● **GOAL**: Repeat every record below exactly, omitting any pictures.

● **EXTRACTED MATERIAL**:
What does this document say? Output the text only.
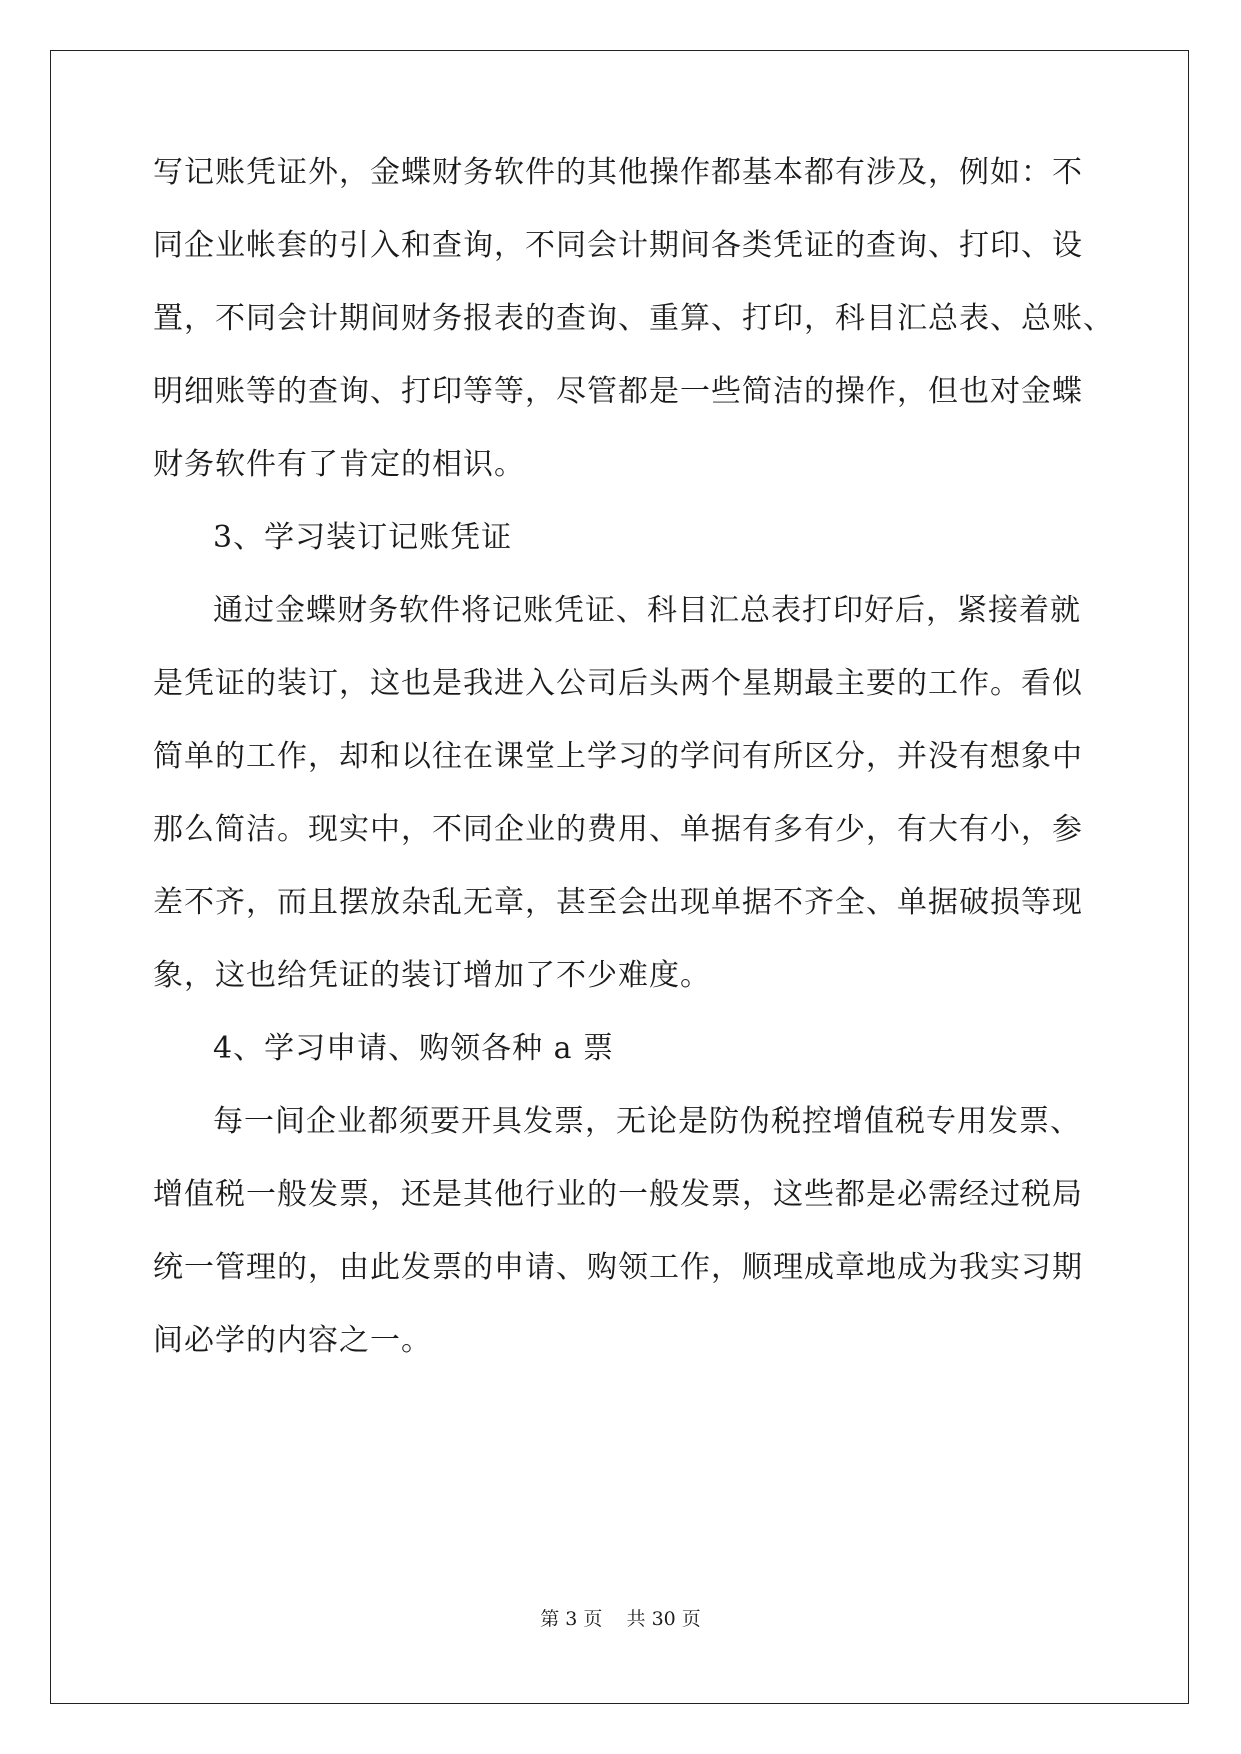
写记账凭证外，金蝶财务软件的其他操作都基本都有涉及，例如：不
同企业帐套的引入和查询，不同会计期间各类凭证的查询、打印、设
置，不同会计期间财务报表的查询、重算、打印，科目汇总表、总账、
明细账等的查询、打印等等，尽管都是一些简洁的操作，但也对金蝶
财务软件有了肯定的相识。
3、学习装订记账凭证
通过金蝶财务软件将记账凭证、科目汇总表打印好后，紧接着就
是凭证的装订，这也是我进入公司后头两个星期最主要的工作。看似
简单的工作，却和以往在课堂上学习的学问有所区分，并没有想象中
那么简洁。现实中，不同企业的费用、单据有多有少，有大有小，参
差不齐，而且摆放杂乱无章，甚至会出现单据不齐全、单据破损等现
象，这也给凭证的装订增加了不少难度。
4、学习申请、购领各种 a 票
每一间企业都须要开具发票，无论是防伪税控增值税专用发票、
增值税一般发票，还是其他行业的一般发票，这些都是必需经过税局
统一管理的，由此发票的申请、购领工作，顺理成章地成为我实习期
间必学的内容之一。
第 3 页    共 30 页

● **FINISHED ANSWER**:
What does this document say? Output the text only.
写记账凭证外，金蝶财务软件的其他操作都基本都有涉及，例如：不
同企业帐套的引入和查询，不同会计期间各类凭证的查询、打印、设
置，不同会计期间财务报表的查询、重算、打印，科目汇总表、总账、
明细账等的查询、打印等等，尽管都是一些简洁的操作，但也对金蝶
财务软件有了肯定的相识。
3、学习装订记账凭证
通过金蝶财务软件将记账凭证、科目汇总表打印好后，紧接着就
是凭证的装订，这也是我进入公司后头两个星期最主要的工作。看似
简单的工作，却和以往在课堂上学习的学问有所区分，并没有想象中
那么简洁。现实中，不同企业的费用、单据有多有少，有大有小，参
差不齐，而且摆放杂乱无章，甚至会出现单据不齐全、单据破损等现
象，这也给凭证的装订增加了不少难度。
4、学习申请、购领各种 a 票
每一间企业都须要开具发票，无论是防伪税控增值税专用发票、
增值税一般发票，还是其他行业的一般发票，这些都是必需经过税局
统一管理的，由此发票的申请、购领工作，顺理成章地成为我实习期
间必学的内容之一。
第 3 页    共 30 页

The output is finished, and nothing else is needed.